**** RECORDS TO USE

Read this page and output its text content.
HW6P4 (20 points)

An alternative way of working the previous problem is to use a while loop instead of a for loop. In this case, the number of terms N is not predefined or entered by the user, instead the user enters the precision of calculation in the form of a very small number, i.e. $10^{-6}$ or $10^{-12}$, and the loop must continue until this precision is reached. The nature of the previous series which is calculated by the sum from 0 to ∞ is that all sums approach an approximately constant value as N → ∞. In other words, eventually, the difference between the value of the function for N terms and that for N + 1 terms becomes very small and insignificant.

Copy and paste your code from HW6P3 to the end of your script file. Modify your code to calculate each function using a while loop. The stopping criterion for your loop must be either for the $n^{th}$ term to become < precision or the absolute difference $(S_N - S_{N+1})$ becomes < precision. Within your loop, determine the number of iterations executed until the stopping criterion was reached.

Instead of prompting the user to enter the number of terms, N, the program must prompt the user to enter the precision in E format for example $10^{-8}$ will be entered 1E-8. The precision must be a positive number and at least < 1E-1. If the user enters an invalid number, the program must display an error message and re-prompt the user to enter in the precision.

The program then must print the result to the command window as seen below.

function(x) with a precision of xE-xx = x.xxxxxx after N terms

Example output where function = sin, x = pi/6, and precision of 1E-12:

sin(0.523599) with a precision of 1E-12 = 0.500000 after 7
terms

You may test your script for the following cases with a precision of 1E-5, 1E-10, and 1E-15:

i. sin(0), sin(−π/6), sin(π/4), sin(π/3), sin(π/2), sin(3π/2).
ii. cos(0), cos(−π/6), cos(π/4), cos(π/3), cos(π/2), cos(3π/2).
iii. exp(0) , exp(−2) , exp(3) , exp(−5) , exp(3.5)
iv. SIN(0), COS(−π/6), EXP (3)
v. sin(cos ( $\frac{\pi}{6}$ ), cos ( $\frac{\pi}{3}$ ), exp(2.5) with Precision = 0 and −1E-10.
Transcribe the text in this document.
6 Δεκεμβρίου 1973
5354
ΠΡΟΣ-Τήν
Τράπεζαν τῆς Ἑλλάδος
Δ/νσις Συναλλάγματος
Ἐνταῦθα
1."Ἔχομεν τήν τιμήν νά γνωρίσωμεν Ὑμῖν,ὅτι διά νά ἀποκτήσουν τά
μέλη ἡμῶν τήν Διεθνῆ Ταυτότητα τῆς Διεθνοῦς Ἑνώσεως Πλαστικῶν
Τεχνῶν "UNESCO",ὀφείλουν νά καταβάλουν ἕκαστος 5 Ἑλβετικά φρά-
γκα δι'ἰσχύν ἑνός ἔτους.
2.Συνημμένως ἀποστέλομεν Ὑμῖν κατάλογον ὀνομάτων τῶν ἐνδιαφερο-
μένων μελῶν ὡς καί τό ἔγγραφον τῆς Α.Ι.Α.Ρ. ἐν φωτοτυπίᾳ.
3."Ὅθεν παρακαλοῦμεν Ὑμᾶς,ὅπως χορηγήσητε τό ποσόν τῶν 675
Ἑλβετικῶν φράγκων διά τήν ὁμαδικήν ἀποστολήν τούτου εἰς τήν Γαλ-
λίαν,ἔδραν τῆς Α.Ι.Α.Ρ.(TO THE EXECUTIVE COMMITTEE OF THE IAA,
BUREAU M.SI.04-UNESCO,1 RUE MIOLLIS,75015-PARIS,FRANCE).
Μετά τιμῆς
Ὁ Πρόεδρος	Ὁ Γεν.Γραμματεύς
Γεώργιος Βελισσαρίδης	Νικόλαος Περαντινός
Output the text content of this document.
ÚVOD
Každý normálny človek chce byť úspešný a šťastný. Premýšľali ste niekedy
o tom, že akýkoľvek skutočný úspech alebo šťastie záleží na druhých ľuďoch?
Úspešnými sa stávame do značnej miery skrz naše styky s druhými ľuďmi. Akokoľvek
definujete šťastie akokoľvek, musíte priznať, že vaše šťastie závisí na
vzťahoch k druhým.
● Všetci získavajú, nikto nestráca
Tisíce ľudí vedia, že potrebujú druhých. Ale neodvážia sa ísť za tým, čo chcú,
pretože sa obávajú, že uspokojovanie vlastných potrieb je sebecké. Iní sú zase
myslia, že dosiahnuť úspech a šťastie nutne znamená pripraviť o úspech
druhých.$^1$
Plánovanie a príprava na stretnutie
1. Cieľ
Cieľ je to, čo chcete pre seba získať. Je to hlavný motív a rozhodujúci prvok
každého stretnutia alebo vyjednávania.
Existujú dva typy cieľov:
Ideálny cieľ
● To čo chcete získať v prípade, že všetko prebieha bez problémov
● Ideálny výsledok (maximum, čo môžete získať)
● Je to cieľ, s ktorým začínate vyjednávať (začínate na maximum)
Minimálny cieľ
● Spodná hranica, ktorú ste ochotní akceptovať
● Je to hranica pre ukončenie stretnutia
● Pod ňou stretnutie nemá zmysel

********

PROBLEM TO WORK ON:
Show all lines above holding "získať".

TASK ANSWER:
Cieľ je to, čo chcete pre seba získať. Je to hlavný motív a rozhodujúci prvok
● To čo chcete získať v prípade, že všetko prebieha bez problémov
● Ideálny výsledok (maximum, čo môžete získať)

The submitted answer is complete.